§ **INSTRUCTION**
In the records below, work out how many lines hold the word "this". Report the number alone.

*** DATA SHOWN ***

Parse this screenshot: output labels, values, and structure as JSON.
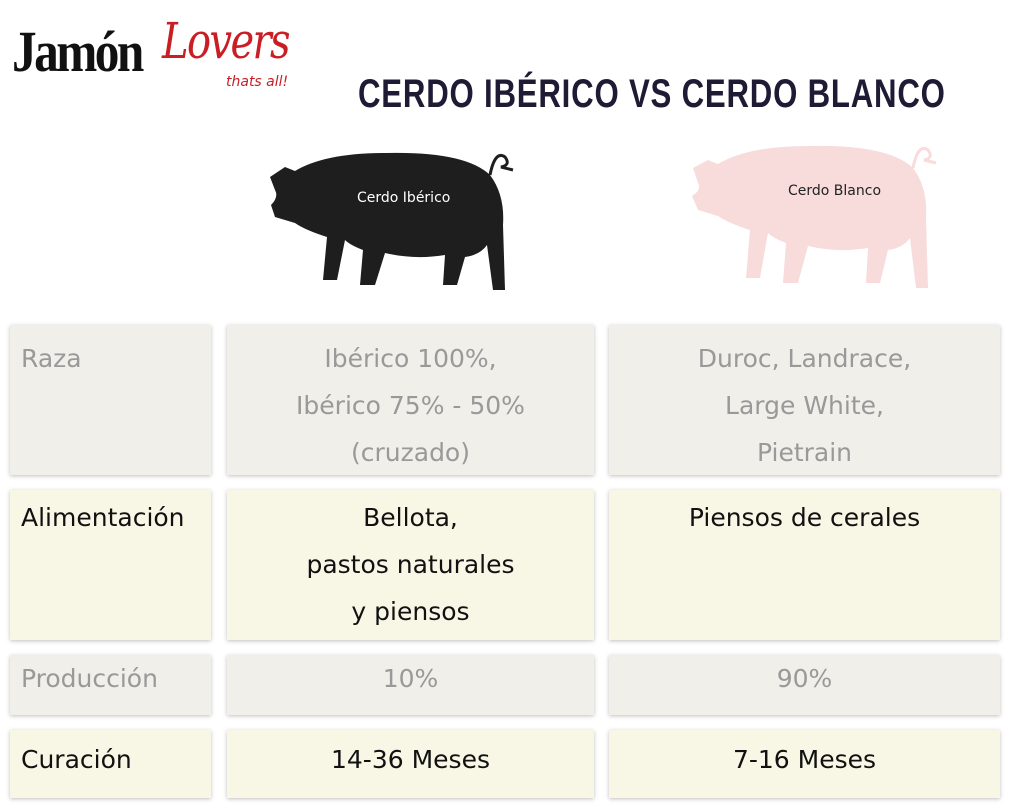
{
  "logo": {
    "brand_black": "Jamón",
    "brand_red": "Lovers",
    "tagline": "thats all!"
  },
  "title": "CERDO IBÉRICO VS CERDO BLANCO",
  "pigs": [
    {
      "label": "Cerdo Ibérico",
      "color": "#1e1e1e"
    },
    {
      "label": "Cerdo Blanco",
      "color": "#f8dcdc"
    }
  ],
  "rows": [
    {
      "label": "Raza",
      "iberico": [
        "Ibérico 100%,",
        "Ibérico 75% - 50%",
        "(cruzado)"
      ],
      "blanco": [
        "Duroc, Landrace,",
        "Large White,",
        "Pietrain"
      ]
    },
    {
      "label": "Alimentación",
      "iberico": [
        "Bellota,",
        "pastos naturales",
        "y piensos"
      ],
      "blanco": [
        "Piensos de cerales"
      ]
    },
    {
      "label": "Producción",
      "iberico": [
        "10%"
      ],
      "blanco": [
        "90%"
      ]
    },
    {
      "label": "Curación",
      "iberico": [
        "14-36 Meses"
      ],
      "blanco": [
        "7-16 Meses"
      ]
    }
  ]
}
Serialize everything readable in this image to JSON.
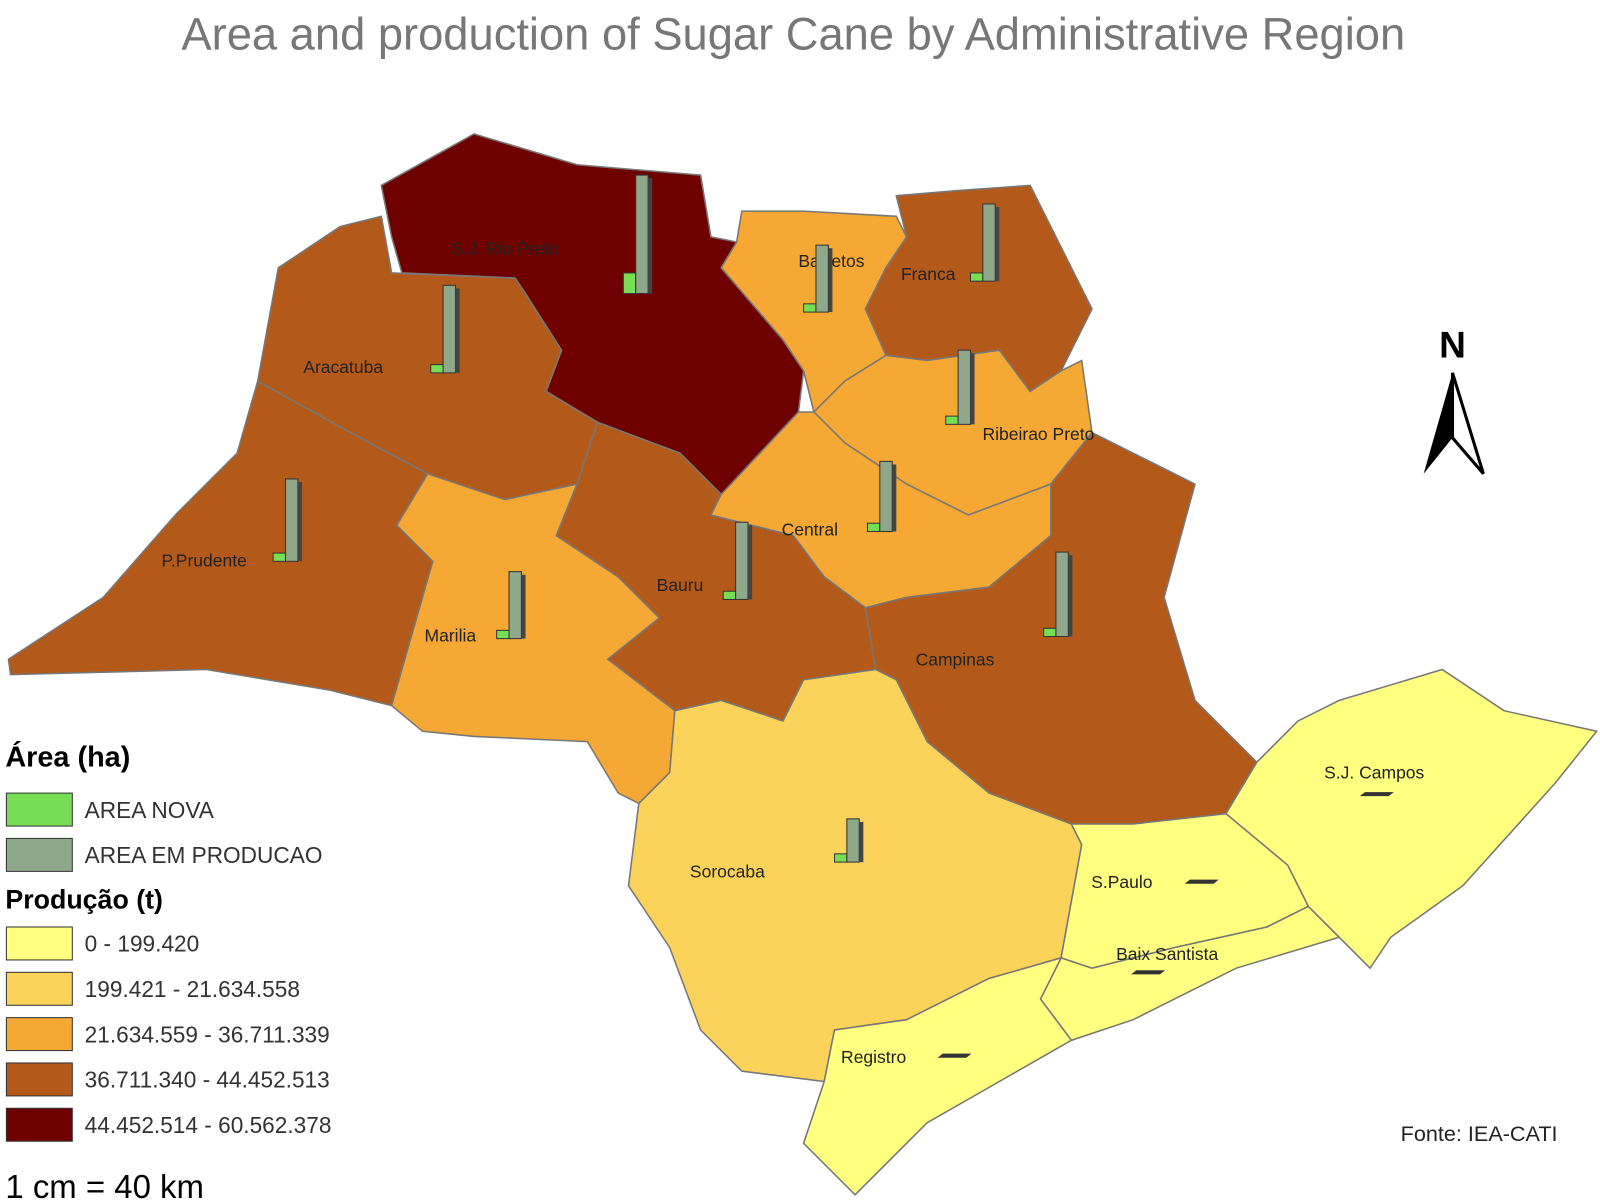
{
  "title": "Area and production of Sugar Cane by Administrative Region",
  "regions": [
    {
      "label": "S.J. Rio Preto",
      "class": 4
    },
    {
      "label": "Aracatuba",
      "class": 3
    },
    {
      "label": "P.Prudente",
      "class": 3
    },
    {
      "label": "Marilia",
      "class": 2
    },
    {
      "label": "Bauru",
      "class": 3
    },
    {
      "label": "Barretos",
      "class": 2
    },
    {
      "label": "Franca",
      "class": 3
    },
    {
      "label": "Ribeirao Preto",
      "class": 2
    },
    {
      "label": "Central",
      "class": 2
    },
    {
      "label": "Campinas",
      "class": 3
    },
    {
      "label": "Sorocaba",
      "class": 1
    },
    {
      "label": "S.J. Campos",
      "class": 0
    },
    {
      "label": "S.Paulo",
      "class": 0
    },
    {
      "label": "Baix Santista",
      "class": 0
    },
    {
      "label": "Registro",
      "class": 0
    }
  ],
  "legend": {
    "area_title": "Área (ha)",
    "area_items": [
      {
        "label": "AREA NOVA",
        "color": "#77dd55"
      },
      {
        "label": "AREA EM PRODUCAO",
        "color": "#8fa88a"
      }
    ],
    "production_title": "Produção (t)",
    "production_items": [
      {
        "label": "0 - 199.420",
        "color": "#ffff80"
      },
      {
        "label": "199.421 - 21.634.558",
        "color": "#fcd35a"
      },
      {
        "label": "21.634.559 - 36.711.339",
        "color": "#f5a833"
      },
      {
        "label": "36.711.340 - 44.452.513",
        "color": "#b35a1b"
      },
      {
        "label": "44.452.514 - 60.562.378",
        "color": "#6e0000"
      }
    ]
  },
  "north": "N",
  "scale": "1 cm = 40 km",
  "source": "Fonte: IEA-CATI"
}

***

§ **FINAL RESULT**
2